[start]

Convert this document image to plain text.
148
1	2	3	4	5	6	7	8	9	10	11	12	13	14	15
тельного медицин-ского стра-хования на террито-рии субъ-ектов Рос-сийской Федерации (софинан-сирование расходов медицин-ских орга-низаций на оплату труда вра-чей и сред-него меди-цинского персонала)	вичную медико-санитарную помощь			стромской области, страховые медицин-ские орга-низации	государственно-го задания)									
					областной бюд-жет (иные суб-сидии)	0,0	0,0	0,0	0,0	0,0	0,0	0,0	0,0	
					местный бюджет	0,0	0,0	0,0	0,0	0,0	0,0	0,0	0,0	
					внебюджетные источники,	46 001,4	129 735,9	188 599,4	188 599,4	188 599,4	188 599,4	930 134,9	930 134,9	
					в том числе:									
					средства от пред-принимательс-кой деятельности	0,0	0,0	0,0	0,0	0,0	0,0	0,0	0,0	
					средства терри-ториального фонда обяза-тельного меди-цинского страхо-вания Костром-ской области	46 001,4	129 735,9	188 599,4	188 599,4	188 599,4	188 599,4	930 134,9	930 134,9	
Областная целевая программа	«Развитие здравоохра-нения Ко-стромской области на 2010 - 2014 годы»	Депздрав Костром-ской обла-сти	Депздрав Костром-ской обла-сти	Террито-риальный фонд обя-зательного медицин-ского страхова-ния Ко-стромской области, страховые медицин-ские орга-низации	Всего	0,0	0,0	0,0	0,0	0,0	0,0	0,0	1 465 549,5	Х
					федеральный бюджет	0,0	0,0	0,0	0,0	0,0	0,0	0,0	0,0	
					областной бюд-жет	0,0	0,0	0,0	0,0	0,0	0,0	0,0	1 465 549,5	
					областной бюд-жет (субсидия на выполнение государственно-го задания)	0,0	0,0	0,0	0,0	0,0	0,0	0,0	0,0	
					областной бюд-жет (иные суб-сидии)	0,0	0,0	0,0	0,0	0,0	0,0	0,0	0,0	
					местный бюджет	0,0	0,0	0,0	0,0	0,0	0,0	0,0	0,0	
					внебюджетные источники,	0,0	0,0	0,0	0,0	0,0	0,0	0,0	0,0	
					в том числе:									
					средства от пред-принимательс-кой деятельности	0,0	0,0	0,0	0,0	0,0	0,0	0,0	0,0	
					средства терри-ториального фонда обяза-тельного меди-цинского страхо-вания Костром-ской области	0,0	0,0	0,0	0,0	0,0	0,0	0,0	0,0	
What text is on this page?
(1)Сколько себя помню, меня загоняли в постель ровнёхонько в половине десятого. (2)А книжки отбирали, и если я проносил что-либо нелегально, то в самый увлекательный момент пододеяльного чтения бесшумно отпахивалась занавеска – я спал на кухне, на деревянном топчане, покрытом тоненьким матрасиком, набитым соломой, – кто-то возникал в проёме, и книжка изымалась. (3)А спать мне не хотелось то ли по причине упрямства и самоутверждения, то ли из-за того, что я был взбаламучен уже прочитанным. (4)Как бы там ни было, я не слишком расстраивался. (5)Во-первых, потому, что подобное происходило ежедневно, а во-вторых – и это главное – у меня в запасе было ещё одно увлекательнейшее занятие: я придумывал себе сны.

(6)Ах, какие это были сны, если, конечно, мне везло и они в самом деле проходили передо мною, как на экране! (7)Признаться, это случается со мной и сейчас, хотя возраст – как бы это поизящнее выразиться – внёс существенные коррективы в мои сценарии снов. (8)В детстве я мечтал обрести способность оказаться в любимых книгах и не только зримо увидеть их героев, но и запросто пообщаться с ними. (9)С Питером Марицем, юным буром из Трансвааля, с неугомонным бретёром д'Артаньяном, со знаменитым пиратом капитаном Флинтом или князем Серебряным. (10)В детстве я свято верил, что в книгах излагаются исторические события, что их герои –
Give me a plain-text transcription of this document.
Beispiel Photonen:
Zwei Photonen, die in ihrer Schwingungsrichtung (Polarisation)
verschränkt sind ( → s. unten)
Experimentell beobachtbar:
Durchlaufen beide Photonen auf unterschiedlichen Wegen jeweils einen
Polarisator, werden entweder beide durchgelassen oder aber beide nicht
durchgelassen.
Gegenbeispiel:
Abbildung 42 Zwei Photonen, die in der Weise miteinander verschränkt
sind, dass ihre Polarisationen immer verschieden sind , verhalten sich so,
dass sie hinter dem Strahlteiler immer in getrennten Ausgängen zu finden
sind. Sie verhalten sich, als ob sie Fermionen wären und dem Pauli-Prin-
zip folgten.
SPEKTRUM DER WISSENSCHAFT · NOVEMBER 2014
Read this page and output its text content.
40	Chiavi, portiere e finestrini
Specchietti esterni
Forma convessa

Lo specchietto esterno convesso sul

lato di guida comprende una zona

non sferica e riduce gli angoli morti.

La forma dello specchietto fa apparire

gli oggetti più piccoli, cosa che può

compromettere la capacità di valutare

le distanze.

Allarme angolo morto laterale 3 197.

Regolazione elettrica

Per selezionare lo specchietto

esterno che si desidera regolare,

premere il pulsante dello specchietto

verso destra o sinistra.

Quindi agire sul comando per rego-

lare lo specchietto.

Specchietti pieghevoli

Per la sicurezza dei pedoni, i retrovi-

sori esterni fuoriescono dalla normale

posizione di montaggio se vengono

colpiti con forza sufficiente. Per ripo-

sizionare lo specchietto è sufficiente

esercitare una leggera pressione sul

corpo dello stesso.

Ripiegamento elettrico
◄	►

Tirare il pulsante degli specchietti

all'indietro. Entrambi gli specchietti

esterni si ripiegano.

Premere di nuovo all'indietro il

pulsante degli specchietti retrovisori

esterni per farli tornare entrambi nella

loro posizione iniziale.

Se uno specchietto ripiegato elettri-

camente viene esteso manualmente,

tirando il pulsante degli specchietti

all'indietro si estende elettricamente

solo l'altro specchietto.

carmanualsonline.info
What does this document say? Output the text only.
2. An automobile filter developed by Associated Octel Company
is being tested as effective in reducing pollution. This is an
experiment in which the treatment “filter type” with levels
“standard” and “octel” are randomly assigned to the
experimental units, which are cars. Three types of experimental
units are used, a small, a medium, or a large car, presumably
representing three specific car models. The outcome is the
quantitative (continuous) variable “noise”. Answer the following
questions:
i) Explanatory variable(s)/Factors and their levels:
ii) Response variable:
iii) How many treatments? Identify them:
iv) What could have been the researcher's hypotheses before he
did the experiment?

[end]

● **Instruction**: The records are above. How many lines in them contain the word "text"? Give the number alone.

● **Expected output**: 5